Data tied to figure images:
-- start --

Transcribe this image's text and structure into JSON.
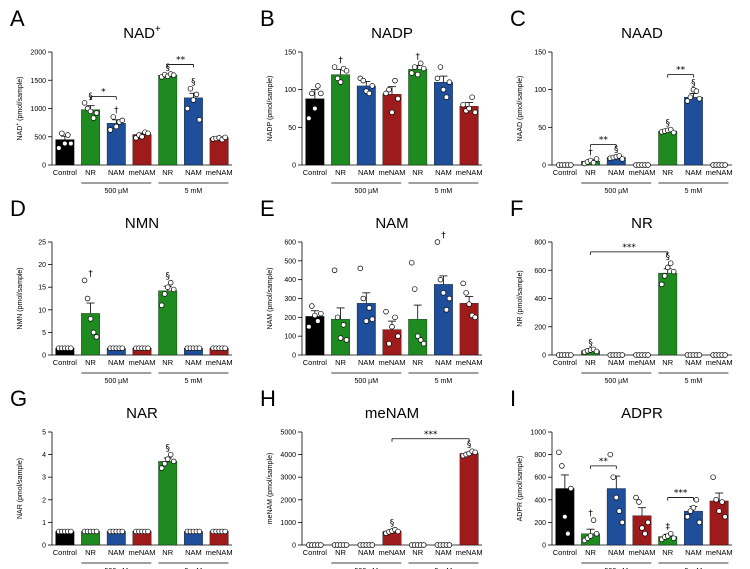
{
  "groups": {
    "low": "500 µM",
    "high": "5 mM"
  },
  "colors": {
    "Control": "#000000",
    "NR": "#1f8a1f",
    "NAM": "#1f4e9a",
    "meNAM": "#9e1b1b"
  },
  "chart_data": [
    {
      "id": "A",
      "title": "NAD+",
      "ylabel": "NAD+ (pmol/sample)",
      "type": "bar",
      "ylim": [
        0,
        2000
      ],
      "yticks": [
        0,
        500,
        1000,
        1500,
        2000
      ],
      "categories": [
        "Control",
        "NR",
        "NAM",
        "meNAM",
        "NR",
        "NAM",
        "meNAM"
      ],
      "values": [
        450,
        980,
        740,
        540,
        1590,
        1190,
        480
      ],
      "errors": [
        60,
        70,
        60,
        25,
        20,
        80,
        15
      ],
      "points": [
        [
          300,
          560,
          380,
          530,
          380
        ],
        [
          1100,
          1000,
          950,
          830,
          920
        ],
        [
          620,
          850,
          680,
          760,
          790
        ],
        [
          480,
          530,
          500,
          580,
          560
        ],
        [
          1560,
          1600,
          1570,
          1610,
          1590
        ],
        [
          1000,
          1350,
          1150,
          1250,
          800
        ],
        [
          460,
          470,
          480,
          450,
          490
        ]
      ],
      "symbols": [
        "",
        "§",
        "†",
        "",
        "§",
        "§",
        ""
      ],
      "brackets": [
        {
          "from": 1,
          "to": 2,
          "y": 1210,
          "label": "*"
        },
        {
          "from": 4,
          "to": 5,
          "y": 1780,
          "label": "**"
        }
      ]
    },
    {
      "id": "B",
      "title": "NADP",
      "ylabel": "NADP (pmol/sample)",
      "type": "bar",
      "ylim": [
        0,
        150
      ],
      "yticks": [
        0,
        50,
        100,
        150
      ],
      "categories": [
        "Control",
        "NR",
        "NAM",
        "meNAM",
        "NR",
        "NAM",
        "meNAM"
      ],
      "values": [
        88,
        120,
        105,
        94,
        127,
        110,
        78
      ],
      "errors": [
        12,
        7,
        6,
        10,
        5,
        8,
        5
      ],
      "points": [
        [
          62,
          95,
          75,
          105,
          95
        ],
        [
          130,
          115,
          110,
          128,
          125
        ],
        [
          115,
          112,
          98,
          95,
          105
        ],
        [
          95,
          100,
          70,
          112,
          88
        ],
        [
          122,
          130,
          120,
          135,
          128
        ],
        [
          115,
          130,
          100,
          90,
          110
        ],
        [
          80,
          72,
          75,
          90,
          70
        ]
      ],
      "symbols": [
        "",
        "†",
        "",
        "",
        "†",
        "",
        ""
      ],
      "brackets": []
    },
    {
      "id": "C",
      "title": "NAAD",
      "ylabel": "NAAD (pmol/sample)",
      "type": "bar",
      "ylim": [
        0,
        150
      ],
      "yticks": [
        0,
        50,
        100,
        150
      ],
      "categories": [
        "Control",
        "NR",
        "NAM",
        "meNAM",
        "NR",
        "NAM",
        "meNAM"
      ],
      "values": [
        0,
        5,
        10,
        0,
        45,
        90,
        0
      ],
      "errors": [
        0,
        2,
        1.5,
        0,
        2,
        5,
        0
      ],
      "points": [
        [
          0,
          0,
          0,
          0,
          0
        ],
        [
          2,
          4,
          6,
          3,
          8
        ],
        [
          9,
          10,
          11,
          12,
          8
        ],
        [
          0,
          0,
          0,
          0,
          0
        ],
        [
          44,
          45,
          46,
          47,
          43
        ],
        [
          85,
          90,
          100,
          98,
          88
        ],
        [
          0,
          0,
          0,
          0,
          0
        ]
      ],
      "symbols": [
        "",
        "†",
        "§",
        "",
        "§",
        "§",
        ""
      ],
      "brackets": [
        {
          "from": 1,
          "to": 2,
          "y": 27,
          "label": "**"
        },
        {
          "from": 4,
          "to": 5,
          "y": 120,
          "label": "**"
        }
      ]
    },
    {
      "id": "D",
      "title": "NMN",
      "ylabel": "NMN (pmol/sample)",
      "type": "bar",
      "ylim": [
        0,
        25
      ],
      "yticks": [
        0,
        5,
        10,
        15,
        20,
        25
      ],
      "categories": [
        "Control",
        "NR",
        "NAM",
        "meNAM",
        "NR",
        "NAM",
        "meNAM"
      ],
      "values": [
        1.5,
        9.2,
        1.5,
        1.5,
        14.2,
        1.5,
        1.5
      ],
      "errors": [
        0,
        2.3,
        0,
        0,
        1,
        0,
        0
      ],
      "points": [
        [
          1.5,
          1.5,
          1.5,
          1.5,
          1.5
        ],
        [
          16.5,
          12.5,
          8,
          5,
          4
        ],
        [
          1.5,
          1.5,
          1.5,
          1.5,
          1.5
        ],
        [
          1.5,
          1.5,
          1.5,
          1.5,
          1.5
        ],
        [
          11,
          13.5,
          15,
          16,
          14.5
        ],
        [
          1.5,
          1.5,
          1.5,
          1.5,
          1.5
        ],
        [
          1.5,
          1.5,
          1.5,
          1.5,
          1.5
        ]
      ],
      "symbols": [
        "",
        "†",
        "",
        "",
        "§",
        "",
        ""
      ],
      "brackets": []
    },
    {
      "id": "E",
      "title": "NAM",
      "ylabel": "NAM (pmol/sample)",
      "type": "bar",
      "ylim": [
        0,
        600
      ],
      "yticks": [
        0,
        100,
        200,
        300,
        400,
        500,
        600
      ],
      "categories": [
        "Control",
        "NR",
        "NAM",
        "meNAM",
        "NR",
        "NAM",
        "meNAM"
      ],
      "values": [
        205,
        190,
        275,
        135,
        190,
        375,
        275
      ],
      "errors": [
        30,
        60,
        55,
        45,
        75,
        45,
        35
      ],
      "points": [
        [
          150,
          260,
          210,
          180,
          220
        ],
        [
          450,
          200,
          90,
          160,
          80
        ],
        [
          460,
          300,
          180,
          250,
          190
        ],
        [
          230,
          60,
          150,
          200,
          100
        ],
        [
          490,
          350,
          100,
          80,
          60
        ],
        [
          600,
          400,
          330,
          240,
          300
        ],
        [
          380,
          330,
          270,
          210,
          200
        ]
      ],
      "symbols": [
        "",
        "",
        "",
        "",
        "",
        "†",
        ""
      ],
      "brackets": []
    },
    {
      "id": "F",
      "title": "NR",
      "ylabel": "NR (pmol/sample)",
      "type": "bar",
      "ylim": [
        0,
        800
      ],
      "yticks": [
        0,
        200,
        400,
        600,
        800
      ],
      "categories": [
        "Control",
        "NR",
        "NAM",
        "meNAM",
        "NR",
        "NAM",
        "meNAM"
      ],
      "values": [
        0,
        30,
        0,
        0,
        580,
        0,
        0
      ],
      "errors": [
        0,
        8,
        0,
        0,
        30,
        0,
        0
      ],
      "points": [
        [
          0,
          0,
          0,
          0,
          0
        ],
        [
          20,
          30,
          35,
          40,
          25
        ],
        [
          0,
          0,
          0,
          0,
          0
        ],
        [
          0,
          0,
          0,
          0,
          0
        ],
        [
          500,
          560,
          620,
          650,
          590
        ],
        [
          0,
          0,
          0,
          0,
          0
        ],
        [
          0,
          0,
          0,
          0,
          0
        ]
      ],
      "symbols": [
        "",
        "§",
        "",
        "",
        "§",
        "",
        ""
      ],
      "brackets": [
        {
          "from": 1,
          "to": 4,
          "y": 730,
          "label": "***"
        }
      ]
    },
    {
      "id": "G",
      "title": "NAR",
      "ylabel": "NAR (pmol/sample)",
      "type": "bar",
      "ylim": [
        0,
        5
      ],
      "yticks": [
        0,
        1,
        2,
        3,
        4,
        5
      ],
      "categories": [
        "Control",
        "NR",
        "NAM",
        "meNAM",
        "NR",
        "NAM",
        "meNAM"
      ],
      "values": [
        0.6,
        0.6,
        0.6,
        0.6,
        3.7,
        0.6,
        0.6
      ],
      "errors": [
        0,
        0,
        0,
        0,
        0.15,
        0,
        0
      ],
      "points": [
        [
          0.6,
          0.6,
          0.6,
          0.6,
          0.6
        ],
        [
          0.6,
          0.6,
          0.6,
          0.6,
          0.6
        ],
        [
          0.6,
          0.6,
          0.6,
          0.6,
          0.6
        ],
        [
          0.6,
          0.6,
          0.6,
          0.6,
          0.6
        ],
        [
          3.4,
          3.6,
          3.8,
          4.0,
          3.7
        ],
        [
          0.6,
          0.6,
          0.6,
          0.6,
          0.6
        ],
        [
          0.6,
          0.6,
          0.6,
          0.6,
          0.6
        ]
      ],
      "symbols": [
        "",
        "",
        "",
        "",
        "§",
        "",
        ""
      ],
      "brackets": []
    },
    {
      "id": "H",
      "title": "meNAM",
      "ylabel": "meNAM (pmol/sample)",
      "type": "bar",
      "ylim": [
        0,
        5000
      ],
      "yticks": [
        0,
        1000,
        2000,
        3000,
        4000,
        5000
      ],
      "categories": [
        "Control",
        "NR",
        "NAM",
        "meNAM",
        "NR",
        "NAM",
        "meNAM"
      ],
      "values": [
        0,
        0,
        0,
        600,
        0,
        0,
        4050
      ],
      "errors": [
        0,
        0,
        0,
        60,
        0,
        0,
        60
      ],
      "points": [
        [
          0,
          0,
          0,
          0,
          0
        ],
        [
          0,
          0,
          0,
          0,
          0
        ],
        [
          0,
          0,
          0,
          0,
          0
        ],
        [
          520,
          580,
          620,
          680,
          600
        ],
        [
          0,
          0,
          0,
          0,
          0
        ],
        [
          0,
          0,
          0,
          0,
          0
        ],
        [
          3950,
          4000,
          4050,
          4150,
          4100
        ]
      ],
      "symbols": [
        "",
        "",
        "",
        "§",
        "",
        "",
        "§"
      ],
      "brackets": [
        {
          "from": 3,
          "to": 6,
          "y": 4700,
          "label": "***"
        }
      ]
    },
    {
      "id": "I",
      "title": "ADPR",
      "ylabel": "ADPR (pmol/sample)",
      "type": "bar",
      "ylim": [
        0,
        1000
      ],
      "yticks": [
        0,
        200,
        400,
        600,
        800,
        1000
      ],
      "categories": [
        "Control",
        "NR",
        "NAM",
        "meNAM",
        "NR",
        "NAM",
        "meNAM"
      ],
      "values": [
        500,
        100,
        500,
        260,
        75,
        300,
        390
      ],
      "errors": [
        120,
        40,
        110,
        70,
        20,
        40,
        70
      ],
      "points": [
        [
          820,
          700,
          250,
          100,
          500
        ],
        [
          40,
          60,
          80,
          220,
          100
        ],
        [
          800,
          600,
          420,
          300,
          200
        ],
        [
          420,
          380,
          150,
          100,
          200
        ],
        [
          50,
          70,
          80,
          100,
          60
        ],
        [
          250,
          300,
          330,
          400,
          200
        ],
        [
          600,
          400,
          300,
          380,
          250
        ]
      ],
      "symbols": [
        "",
        "†",
        "",
        "",
        "‡",
        "",
        ""
      ],
      "brackets": [
        {
          "from": 1,
          "to": 2,
          "y": 700,
          "label": "**"
        },
        {
          "from": 4,
          "to": 5,
          "y": 420,
          "label": "***"
        }
      ]
    }
  ]
}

-- end --

Stated task:
Look through the entries above and count each line holding "pmol"; report the count alone.

Output for this exercise:
9